_Directions for this task_
Repeat every record below exactly, but leave out any pictures.

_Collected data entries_
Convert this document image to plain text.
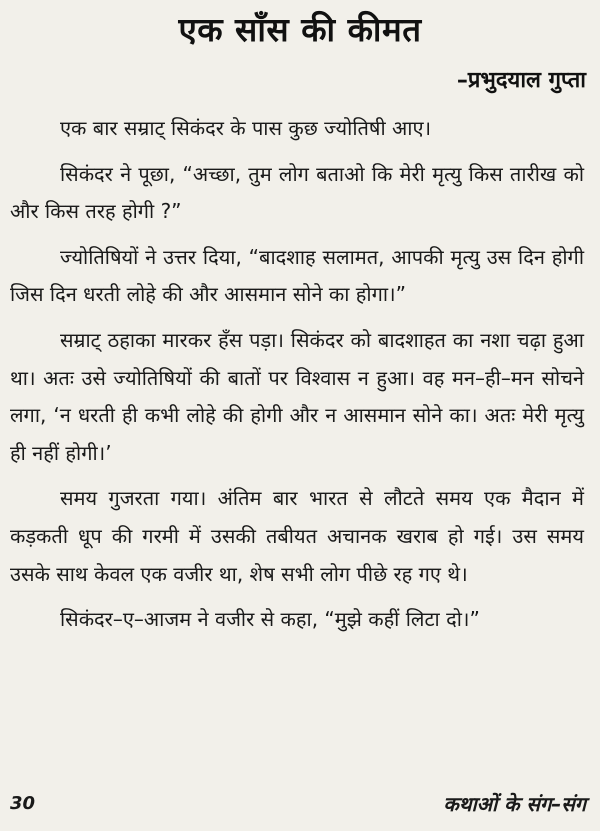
एक साँस की कीमत
–प्रभुदयाल गुप्ता

एक बार सम्राट् सिकंदर के पास कुछ ज्योतिषी आए।

सिकंदर ने पूछा, “अच्छा, तुम लोग बताओ कि मेरी मृत्यु किस तारीख को और किस तरह होगी ?”

ज्योतिषियों ने उत्तर दिया, “बादशाह सलामत, आपकी मृत्यु उस दिन होगी जिस दिन धरती लोहे की और आसमान सोने का होगा।”

सम्राट् ठहाका मारकर हँस पड़ा। सिकंदर को बादशाहत का नशा चढ़ा हुआ था। अतः उसे ज्योतिषियों की बातों पर विश्वास न हुआ। वह मन–ही–मन सोचने लगा, ‘न धरती ही कभी लोहे की होगी और न आसमान सोने का। अतः मेरी मृत्यु ही नहीं होगी।’

समय गुजरता गया। अंतिम बार भारत से लौटते समय एक मैदान में कड़कती धूप की गरमी में उसकी तबीयत अचानक खराब हो गई। उस समय उसके साथ केवल एक वजीर था, शेष सभी लोग पीछे रह गए थे।

सिकंदर–ए–आजम ने वजीर से कहा, “मुझे कहीं लिटा दो।”

30	कथाओं के संग–संग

_Result_
Convert this document image to plain text.
एक साँस की कीमत
–प्रभुदयाल गुप्ता

एक बार सम्राट् सिकंदर के पास कुछ ज्योतिषी आए।

सिकंदर ने पूछा, “अच्छा, तुम लोग बताओ कि मेरी मृत्यु किस तारीख को और किस तरह होगी ?”

ज्योतिषियों ने उत्तर दिया, “बादशाह सलामत, आपकी मृत्यु उस दिन होगी जिस दिन धरती लोहे की और आसमान सोने का होगा।”

सम्राट् ठहाका मारकर हँस पड़ा। सिकंदर को बादशाहत का नशा चढ़ा हुआ था। अतः उसे ज्योतिषियों की बातों पर विश्वास न हुआ। वह मन–ही–मन सोचने लगा, ‘न धरती ही कभी लोहे की होगी और न आसमान सोने का। अतः मेरी मृत्यु ही नहीं होगी।’

समय गुजरता गया। अंतिम बार भारत से लौटते समय एक मैदान में कड़कती धूप की गरमी में उसकी तबीयत अचानक खराब हो गई। उस समय उसके साथ केवल एक वजीर था, शेष सभी लोग पीछे रह गए थे।

सिकंदर–ए–आजम ने वजीर से कहा, “मुझे कहीं लिटा दो।”

30	कथाओं के संग–संग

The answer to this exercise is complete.